──────── Given data

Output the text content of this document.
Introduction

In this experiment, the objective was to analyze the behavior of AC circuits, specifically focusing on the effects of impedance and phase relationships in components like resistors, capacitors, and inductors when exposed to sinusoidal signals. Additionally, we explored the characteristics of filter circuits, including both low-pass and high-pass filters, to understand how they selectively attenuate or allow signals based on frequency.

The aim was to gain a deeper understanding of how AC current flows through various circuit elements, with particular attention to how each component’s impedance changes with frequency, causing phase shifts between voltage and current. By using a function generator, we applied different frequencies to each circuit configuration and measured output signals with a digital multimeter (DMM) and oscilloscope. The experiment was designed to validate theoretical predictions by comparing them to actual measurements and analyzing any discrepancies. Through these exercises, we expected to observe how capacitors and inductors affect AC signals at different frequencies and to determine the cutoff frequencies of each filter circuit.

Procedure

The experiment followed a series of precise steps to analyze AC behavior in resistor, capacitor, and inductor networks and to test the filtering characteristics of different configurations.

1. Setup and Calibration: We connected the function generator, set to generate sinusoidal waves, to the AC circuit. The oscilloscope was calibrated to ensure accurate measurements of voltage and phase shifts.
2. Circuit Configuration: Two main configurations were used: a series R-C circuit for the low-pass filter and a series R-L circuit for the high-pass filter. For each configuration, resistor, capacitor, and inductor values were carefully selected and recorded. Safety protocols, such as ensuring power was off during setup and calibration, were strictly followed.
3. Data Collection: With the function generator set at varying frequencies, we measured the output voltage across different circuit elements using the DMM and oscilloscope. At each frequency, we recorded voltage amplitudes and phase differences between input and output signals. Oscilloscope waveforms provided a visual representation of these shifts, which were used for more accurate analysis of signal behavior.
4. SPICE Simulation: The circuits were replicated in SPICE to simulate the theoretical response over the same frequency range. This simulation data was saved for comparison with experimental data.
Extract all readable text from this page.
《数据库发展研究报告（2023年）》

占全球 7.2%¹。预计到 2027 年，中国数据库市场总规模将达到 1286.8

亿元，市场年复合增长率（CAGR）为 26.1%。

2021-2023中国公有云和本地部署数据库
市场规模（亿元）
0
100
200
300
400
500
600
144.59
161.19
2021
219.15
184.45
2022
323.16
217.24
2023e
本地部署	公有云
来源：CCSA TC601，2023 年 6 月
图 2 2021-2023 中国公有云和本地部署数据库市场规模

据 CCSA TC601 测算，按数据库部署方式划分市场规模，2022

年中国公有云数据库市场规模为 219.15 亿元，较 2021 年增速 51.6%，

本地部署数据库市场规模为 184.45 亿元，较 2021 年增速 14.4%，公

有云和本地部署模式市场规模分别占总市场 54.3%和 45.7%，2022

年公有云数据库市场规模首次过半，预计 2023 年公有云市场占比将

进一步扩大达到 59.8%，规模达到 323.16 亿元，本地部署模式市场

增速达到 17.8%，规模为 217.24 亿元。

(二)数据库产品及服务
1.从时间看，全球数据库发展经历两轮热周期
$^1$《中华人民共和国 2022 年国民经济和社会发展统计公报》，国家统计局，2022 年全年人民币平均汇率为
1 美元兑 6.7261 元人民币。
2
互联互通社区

────────────────

_Problem description_.
Quote all the records. Keep every word exact.

_Exercise result_.
Output the text content of this document.
Introduction

In this experiment, the objective was to analyze the behavior of AC circuits, specifically focusing on the effects of impedance and phase relationships in components like resistors, capacitors, and inductors when exposed to sinusoidal signals. Additionally, we explored the characteristics of filter circuits, including both low-pass and high-pass filters, to understand how they selectively attenuate or allow signals based on frequency.

The aim was to gain a deeper understanding of how AC current flows through various circuit elements, with particular attention to how each component’s impedance changes with frequency, causing phase shifts between voltage and current. By using a function generator, we applied different frequencies to each circuit configuration and measured output signals with a digital multimeter (DMM) and oscilloscope. The experiment was designed to validate theoretical predictions by comparing them to actual measurements and analyzing any discrepancies. Through these exercises, we expected to observe how capacitors and inductors affect AC signals at different frequencies and to determine the cutoff frequencies of each filter circuit.

Procedure

The experiment followed a series of precise steps to analyze AC behavior in resistor, capacitor, and inductor networks and to test the filtering characteristics of different configurations.

1. Setup and Calibration: We connected the function generator, set to generate sinusoidal waves, to the AC circuit. The oscilloscope was calibrated to ensure accurate measurements of voltage and phase shifts.
2. Circuit Configuration: Two main configurations were used: a series R-C circuit for the low-pass filter and a series R-L circuit for the high-pass filter. For each configuration, resistor, capacitor, and inductor values were carefully selected and recorded. Safety protocols, such as ensuring power was off during setup and calibration, were strictly followed.
3. Data Collection: With the function generator set at varying frequencies, we measured the output voltage across different circuit elements using the DMM and oscilloscope. At each frequency, we recorded voltage amplitudes and phase differences between input and output signals. Oscilloscope waveforms provided a visual representation of these shifts, which were used for more accurate analysis of signal behavior.
4. SPICE Simulation: The circuits were replicated in SPICE to simulate the theoretical response over the same frequency range. This simulation data was saved for comparison with experimental data.
Extract all readable text from this page.
《数据库发展研究报告（2023年）》

占全球 7.2%¹。预计到 2027 年，中国数据库市场总规模将达到 1286.8

亿元，市场年复合增长率（CAGR）为 26.1%。

2021-2023中国公有云和本地部署数据库
市场规模（亿元）
0
100
200
300
400
500
600
144.59
161.19
2021
219.15
184.45
2022
323.16
217.24
2023e
本地部署	公有云
来源：CCSA TC601，2023 年 6 月
图 2 2021-2023 中国公有云和本地部署数据库市场规模

据 CCSA TC601 测算，按数据库部署方式划分市场规模，2022

年中国公有云数据库市场规模为 219.15 亿元，较 2021 年增速 51.6%，

本地部署数据库市场规模为 184.45 亿元，较 2021 年增速 14.4%，公

有云和本地部署模式市场规模分别占总市场 54.3%和 45.7%，2022

年公有云数据库市场规模首次过半，预计 2023 年公有云市场占比将

进一步扩大达到 59.8%，规模达到 323.16 亿元，本地部署模式市场

增速达到 17.8%，规模为 217.24 亿元。

(二)数据库产品及服务
1.从时间看，全球数据库发展经历两轮热周期
$^1$《中华人民共和国 2022 年国民经济和社会发展统计公报》，国家统计局，2022 年全年人民币平均汇率为
1 美元兑 6.7261 元人民币。
2
互联互通社区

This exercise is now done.